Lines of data
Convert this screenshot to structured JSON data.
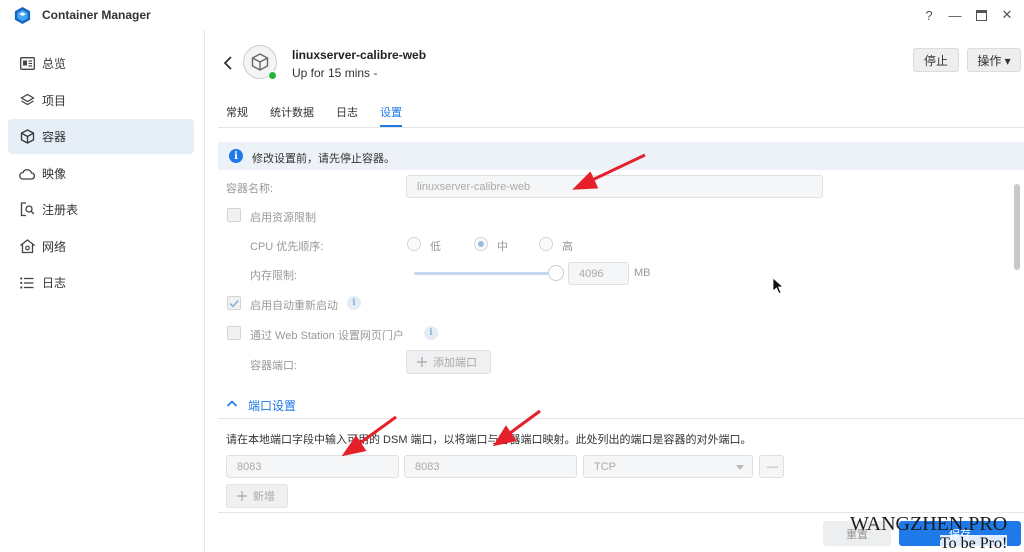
{
  "app": {
    "title": "Container Manager",
    "logo_icon": "container-manager-logo-icon",
    "brand_color": "#1d7ae8"
  },
  "window_controls": {
    "help": "?",
    "minimize": "—",
    "maximize": "□",
    "close": "✕"
  },
  "sidebar": {
    "items": [
      {
        "label": "总览",
        "icon": "overview-icon",
        "active": false
      },
      {
        "label": "项目",
        "icon": "project-layers-icon",
        "active": false
      },
      {
        "label": "容器",
        "icon": "container-cube-icon",
        "active": true
      },
      {
        "label": "映像",
        "icon": "image-cloud-icon",
        "active": false
      },
      {
        "label": "注册表",
        "icon": "registry-search-icon",
        "active": false
      },
      {
        "label": "网络",
        "icon": "network-house-icon",
        "active": false
      },
      {
        "label": "日志",
        "icon": "log-list-icon",
        "active": false
      }
    ]
  },
  "header": {
    "container_name": "linuxserver-calibre-web",
    "status_text": "Up for 15 mins -",
    "status_color": "#24b33f",
    "stop_label": "停止",
    "action_label": "操作 ▾"
  },
  "tabs": [
    {
      "label": "常规",
      "active": false
    },
    {
      "label": "统计数据",
      "active": false
    },
    {
      "label": "日志",
      "active": false
    },
    {
      "label": "设置",
      "active": true
    }
  ],
  "settings": {
    "info_icon": "i",
    "info_text": "修改设置前，请先停止容器。",
    "container_name_label": "容器名称:",
    "container_name_value": "linuxserver-calibre-web",
    "resource_limit_label": "启用资源限制",
    "cpu_priority_label": "CPU 优先顺序:",
    "cpu_low": "低",
    "cpu_mid": "中",
    "cpu_high": "高",
    "memory_limit_label": "内存限制:",
    "memory_value": "4096",
    "memory_unit": "MB",
    "memory_slider_fraction": 1.0,
    "auto_restart_label": "启用自动重新启动",
    "auto_restart_checked": true,
    "web_station_label": "通过 Web Station 设置网页门户",
    "container_port_label": "容器端口:",
    "add_port_label": "添加端口"
  },
  "port_settings": {
    "section_title": "端口设置",
    "description": "请在本地端口字段中输入可用的 DSM 端口，以将端口与容器端口映射。此处列出的端口是容器的对外端口。",
    "local_port": "8083",
    "container_port": "8083",
    "protocol": "TCP",
    "remove_label": "—",
    "add_label": "新增"
  },
  "footer": {
    "reset_label": "重置",
    "save_label": "保存"
  },
  "watermark": {
    "line1": "WANGZHEN.PRO",
    "line2": "To be Pro!"
  }
}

▸ **WHAT IS NEEDED**
Return each full line of the entries that contains the word "calibre".

▸ **SOLUTION FOR THIS TASK**
    "container_name": "linuxserver-calibre-web",
    "container_name_value": "linuxserver-calibre-web",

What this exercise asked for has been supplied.